Aim:
Track down every line below that holds "Class" and copy it.

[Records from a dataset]
· · · ·
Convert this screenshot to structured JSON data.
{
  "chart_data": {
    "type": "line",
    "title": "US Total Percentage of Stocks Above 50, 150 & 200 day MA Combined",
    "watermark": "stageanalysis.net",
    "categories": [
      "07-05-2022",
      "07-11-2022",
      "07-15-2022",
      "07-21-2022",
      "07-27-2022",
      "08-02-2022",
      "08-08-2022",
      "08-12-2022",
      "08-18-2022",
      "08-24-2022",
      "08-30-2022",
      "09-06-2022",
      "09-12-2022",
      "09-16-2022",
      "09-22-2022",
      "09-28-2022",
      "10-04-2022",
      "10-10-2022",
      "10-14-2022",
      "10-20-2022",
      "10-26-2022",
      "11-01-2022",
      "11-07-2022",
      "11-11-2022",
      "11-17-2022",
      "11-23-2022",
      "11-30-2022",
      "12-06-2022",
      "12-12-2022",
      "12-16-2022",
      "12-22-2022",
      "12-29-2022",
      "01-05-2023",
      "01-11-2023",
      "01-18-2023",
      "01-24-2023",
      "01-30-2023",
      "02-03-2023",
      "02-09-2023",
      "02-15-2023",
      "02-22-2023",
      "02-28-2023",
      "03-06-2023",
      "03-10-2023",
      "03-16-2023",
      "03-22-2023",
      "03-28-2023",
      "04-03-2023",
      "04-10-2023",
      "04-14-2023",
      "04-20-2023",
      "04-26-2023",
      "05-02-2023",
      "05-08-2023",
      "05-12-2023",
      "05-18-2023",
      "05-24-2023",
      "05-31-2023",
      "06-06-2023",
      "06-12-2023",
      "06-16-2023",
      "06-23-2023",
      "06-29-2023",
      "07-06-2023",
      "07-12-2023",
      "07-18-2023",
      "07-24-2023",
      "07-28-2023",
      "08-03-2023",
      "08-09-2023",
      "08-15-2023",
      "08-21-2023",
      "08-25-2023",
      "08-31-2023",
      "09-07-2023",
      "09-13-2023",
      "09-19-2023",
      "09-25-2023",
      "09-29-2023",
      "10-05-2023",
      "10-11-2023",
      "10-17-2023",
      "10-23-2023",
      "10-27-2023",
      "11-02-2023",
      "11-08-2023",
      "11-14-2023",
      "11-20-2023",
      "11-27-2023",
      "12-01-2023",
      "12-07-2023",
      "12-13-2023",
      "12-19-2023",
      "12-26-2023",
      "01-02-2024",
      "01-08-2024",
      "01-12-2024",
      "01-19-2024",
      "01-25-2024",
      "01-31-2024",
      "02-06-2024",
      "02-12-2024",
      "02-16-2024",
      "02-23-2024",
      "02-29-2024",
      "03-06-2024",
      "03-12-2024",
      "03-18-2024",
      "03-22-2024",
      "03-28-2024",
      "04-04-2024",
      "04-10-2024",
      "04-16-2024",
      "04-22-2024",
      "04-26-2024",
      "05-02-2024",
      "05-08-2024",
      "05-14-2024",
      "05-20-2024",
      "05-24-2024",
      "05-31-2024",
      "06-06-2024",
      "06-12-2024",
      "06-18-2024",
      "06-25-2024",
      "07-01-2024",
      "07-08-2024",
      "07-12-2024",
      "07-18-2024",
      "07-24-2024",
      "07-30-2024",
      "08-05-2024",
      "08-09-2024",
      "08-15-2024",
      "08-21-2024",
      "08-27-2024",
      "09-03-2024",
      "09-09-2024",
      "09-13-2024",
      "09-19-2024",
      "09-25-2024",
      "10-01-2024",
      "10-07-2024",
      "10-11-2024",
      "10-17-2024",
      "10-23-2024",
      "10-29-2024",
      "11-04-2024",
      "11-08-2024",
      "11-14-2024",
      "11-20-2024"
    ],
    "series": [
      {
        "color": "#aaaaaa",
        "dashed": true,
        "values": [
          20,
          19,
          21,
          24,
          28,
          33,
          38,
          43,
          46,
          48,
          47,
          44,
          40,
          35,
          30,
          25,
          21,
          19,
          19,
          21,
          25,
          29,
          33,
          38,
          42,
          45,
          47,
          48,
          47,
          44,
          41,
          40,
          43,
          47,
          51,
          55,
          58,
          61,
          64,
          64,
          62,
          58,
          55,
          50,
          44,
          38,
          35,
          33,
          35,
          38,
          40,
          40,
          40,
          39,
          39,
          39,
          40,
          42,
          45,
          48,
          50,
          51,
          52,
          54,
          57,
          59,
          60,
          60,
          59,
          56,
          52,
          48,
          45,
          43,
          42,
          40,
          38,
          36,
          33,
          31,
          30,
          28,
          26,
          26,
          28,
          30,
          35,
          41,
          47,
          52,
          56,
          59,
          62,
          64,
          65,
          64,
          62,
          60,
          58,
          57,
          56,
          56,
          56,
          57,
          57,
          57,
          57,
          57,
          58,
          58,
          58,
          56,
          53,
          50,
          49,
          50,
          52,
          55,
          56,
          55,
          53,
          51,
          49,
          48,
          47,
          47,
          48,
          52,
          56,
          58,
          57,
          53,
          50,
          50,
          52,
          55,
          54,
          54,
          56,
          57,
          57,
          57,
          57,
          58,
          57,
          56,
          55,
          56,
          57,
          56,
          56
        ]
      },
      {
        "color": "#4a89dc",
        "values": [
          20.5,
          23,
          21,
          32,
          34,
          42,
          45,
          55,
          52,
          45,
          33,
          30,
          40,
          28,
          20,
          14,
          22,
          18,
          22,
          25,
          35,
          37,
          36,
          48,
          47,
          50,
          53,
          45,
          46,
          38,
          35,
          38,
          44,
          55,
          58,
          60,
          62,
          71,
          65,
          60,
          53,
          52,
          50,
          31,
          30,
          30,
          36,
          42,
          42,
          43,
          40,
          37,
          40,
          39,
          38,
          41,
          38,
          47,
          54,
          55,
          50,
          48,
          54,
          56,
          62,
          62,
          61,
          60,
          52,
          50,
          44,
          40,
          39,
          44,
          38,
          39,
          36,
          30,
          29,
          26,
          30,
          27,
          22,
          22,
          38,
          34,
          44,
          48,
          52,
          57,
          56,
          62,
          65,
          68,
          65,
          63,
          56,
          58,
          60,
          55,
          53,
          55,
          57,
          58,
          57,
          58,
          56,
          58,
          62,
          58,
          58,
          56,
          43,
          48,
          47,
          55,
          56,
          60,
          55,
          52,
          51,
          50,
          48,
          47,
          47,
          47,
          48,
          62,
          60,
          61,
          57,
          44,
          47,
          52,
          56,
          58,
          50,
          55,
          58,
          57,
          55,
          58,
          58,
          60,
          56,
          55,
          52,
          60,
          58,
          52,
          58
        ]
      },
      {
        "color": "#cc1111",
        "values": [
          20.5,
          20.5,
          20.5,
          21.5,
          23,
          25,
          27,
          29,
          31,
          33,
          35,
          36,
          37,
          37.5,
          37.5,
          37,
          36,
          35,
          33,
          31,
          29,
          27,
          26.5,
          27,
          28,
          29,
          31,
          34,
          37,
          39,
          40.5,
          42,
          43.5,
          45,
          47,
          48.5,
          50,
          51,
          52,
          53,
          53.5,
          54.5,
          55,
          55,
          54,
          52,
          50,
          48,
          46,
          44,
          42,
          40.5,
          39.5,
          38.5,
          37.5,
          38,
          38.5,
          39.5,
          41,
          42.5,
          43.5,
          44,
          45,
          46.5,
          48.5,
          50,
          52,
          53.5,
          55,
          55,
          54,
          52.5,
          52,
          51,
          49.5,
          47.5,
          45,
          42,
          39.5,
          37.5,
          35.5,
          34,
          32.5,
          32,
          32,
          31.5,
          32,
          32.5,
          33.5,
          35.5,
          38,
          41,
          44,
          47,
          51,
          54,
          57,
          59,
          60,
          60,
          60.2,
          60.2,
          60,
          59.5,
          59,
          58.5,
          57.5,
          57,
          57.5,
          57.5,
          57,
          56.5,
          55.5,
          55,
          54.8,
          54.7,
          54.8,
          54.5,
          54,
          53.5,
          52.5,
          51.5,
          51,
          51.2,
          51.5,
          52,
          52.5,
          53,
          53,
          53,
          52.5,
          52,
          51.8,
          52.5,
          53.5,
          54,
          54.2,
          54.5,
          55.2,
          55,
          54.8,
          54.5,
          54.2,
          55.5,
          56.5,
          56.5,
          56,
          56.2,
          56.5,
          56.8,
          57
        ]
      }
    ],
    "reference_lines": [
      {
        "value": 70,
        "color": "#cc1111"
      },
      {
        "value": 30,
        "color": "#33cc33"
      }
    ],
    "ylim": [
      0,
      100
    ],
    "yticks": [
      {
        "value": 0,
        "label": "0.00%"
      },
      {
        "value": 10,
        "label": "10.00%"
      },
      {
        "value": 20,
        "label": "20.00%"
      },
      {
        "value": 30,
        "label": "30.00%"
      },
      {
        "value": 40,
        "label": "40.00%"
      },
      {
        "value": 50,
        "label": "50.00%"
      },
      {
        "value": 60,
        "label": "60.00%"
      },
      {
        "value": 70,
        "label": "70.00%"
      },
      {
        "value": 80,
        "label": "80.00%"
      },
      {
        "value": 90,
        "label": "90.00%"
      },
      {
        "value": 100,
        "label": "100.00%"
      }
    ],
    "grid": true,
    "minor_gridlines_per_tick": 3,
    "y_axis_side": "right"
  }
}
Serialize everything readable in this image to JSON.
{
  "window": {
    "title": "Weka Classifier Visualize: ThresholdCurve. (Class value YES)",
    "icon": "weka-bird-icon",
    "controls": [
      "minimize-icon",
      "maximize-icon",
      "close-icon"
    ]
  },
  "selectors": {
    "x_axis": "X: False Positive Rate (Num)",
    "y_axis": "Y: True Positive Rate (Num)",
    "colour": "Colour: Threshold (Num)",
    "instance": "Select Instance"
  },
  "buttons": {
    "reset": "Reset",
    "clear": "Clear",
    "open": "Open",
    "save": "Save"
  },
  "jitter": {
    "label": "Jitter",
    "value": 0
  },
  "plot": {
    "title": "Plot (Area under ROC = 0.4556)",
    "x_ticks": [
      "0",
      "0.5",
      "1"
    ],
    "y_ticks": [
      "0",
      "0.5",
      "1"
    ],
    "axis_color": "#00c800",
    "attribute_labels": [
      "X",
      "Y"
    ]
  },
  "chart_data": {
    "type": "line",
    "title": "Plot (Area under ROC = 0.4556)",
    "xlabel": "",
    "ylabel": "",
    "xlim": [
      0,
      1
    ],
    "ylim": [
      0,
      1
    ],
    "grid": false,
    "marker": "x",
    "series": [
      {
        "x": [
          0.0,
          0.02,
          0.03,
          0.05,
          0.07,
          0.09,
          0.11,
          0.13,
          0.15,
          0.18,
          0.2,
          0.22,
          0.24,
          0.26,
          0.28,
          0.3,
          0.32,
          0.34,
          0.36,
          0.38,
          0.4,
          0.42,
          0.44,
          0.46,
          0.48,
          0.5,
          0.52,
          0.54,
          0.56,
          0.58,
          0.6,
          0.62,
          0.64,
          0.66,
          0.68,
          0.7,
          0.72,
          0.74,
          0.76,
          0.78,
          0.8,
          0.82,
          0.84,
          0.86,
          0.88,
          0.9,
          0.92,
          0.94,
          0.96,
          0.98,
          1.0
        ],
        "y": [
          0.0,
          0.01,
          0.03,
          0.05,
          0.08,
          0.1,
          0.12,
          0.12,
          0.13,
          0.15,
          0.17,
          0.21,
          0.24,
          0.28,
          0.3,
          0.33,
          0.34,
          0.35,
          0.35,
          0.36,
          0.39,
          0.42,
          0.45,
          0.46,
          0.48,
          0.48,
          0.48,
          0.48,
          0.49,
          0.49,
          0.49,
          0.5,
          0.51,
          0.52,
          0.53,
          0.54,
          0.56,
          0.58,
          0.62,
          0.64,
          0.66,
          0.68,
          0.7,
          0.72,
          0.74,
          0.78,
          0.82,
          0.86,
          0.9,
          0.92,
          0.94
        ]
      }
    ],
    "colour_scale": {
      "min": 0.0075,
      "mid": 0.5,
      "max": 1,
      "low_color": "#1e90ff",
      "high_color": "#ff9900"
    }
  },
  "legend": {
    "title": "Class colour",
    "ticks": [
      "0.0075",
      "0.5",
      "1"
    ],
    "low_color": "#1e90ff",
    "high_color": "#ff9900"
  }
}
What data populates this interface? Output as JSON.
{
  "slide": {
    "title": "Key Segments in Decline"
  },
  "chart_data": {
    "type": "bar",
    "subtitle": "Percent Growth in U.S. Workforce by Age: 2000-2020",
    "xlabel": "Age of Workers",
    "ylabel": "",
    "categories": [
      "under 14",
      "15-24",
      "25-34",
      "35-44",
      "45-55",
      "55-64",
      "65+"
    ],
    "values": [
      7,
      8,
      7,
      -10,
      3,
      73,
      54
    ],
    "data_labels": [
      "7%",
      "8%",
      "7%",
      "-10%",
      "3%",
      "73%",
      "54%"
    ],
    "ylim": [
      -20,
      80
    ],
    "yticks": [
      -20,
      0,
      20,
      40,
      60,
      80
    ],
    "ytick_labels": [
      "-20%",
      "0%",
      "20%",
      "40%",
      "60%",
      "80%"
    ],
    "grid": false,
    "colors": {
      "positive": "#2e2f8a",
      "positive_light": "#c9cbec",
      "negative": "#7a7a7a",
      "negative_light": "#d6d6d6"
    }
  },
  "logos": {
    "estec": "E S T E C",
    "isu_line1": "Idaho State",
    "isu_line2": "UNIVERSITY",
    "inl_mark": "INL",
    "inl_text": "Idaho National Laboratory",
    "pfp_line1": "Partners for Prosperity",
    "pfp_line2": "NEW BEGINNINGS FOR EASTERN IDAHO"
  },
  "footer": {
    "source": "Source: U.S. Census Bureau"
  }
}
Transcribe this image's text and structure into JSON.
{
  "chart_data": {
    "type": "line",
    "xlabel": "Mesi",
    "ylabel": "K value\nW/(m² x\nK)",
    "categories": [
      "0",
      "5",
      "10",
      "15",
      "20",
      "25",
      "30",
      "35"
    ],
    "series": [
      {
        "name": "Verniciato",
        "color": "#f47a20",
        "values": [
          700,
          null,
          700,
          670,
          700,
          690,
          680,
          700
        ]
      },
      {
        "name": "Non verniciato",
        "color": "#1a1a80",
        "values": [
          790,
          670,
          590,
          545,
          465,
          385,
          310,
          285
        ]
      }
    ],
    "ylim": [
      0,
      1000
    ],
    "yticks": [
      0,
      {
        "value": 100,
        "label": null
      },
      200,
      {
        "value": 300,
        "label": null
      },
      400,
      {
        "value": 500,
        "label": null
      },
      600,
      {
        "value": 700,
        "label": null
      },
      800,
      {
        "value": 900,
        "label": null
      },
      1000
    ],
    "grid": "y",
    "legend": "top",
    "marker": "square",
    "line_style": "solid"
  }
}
· · · ·
Output of the task:
    "title": "Weka Classifier Visualize: ThresholdCurve. (Class value YES)",
    "title": "Class colour",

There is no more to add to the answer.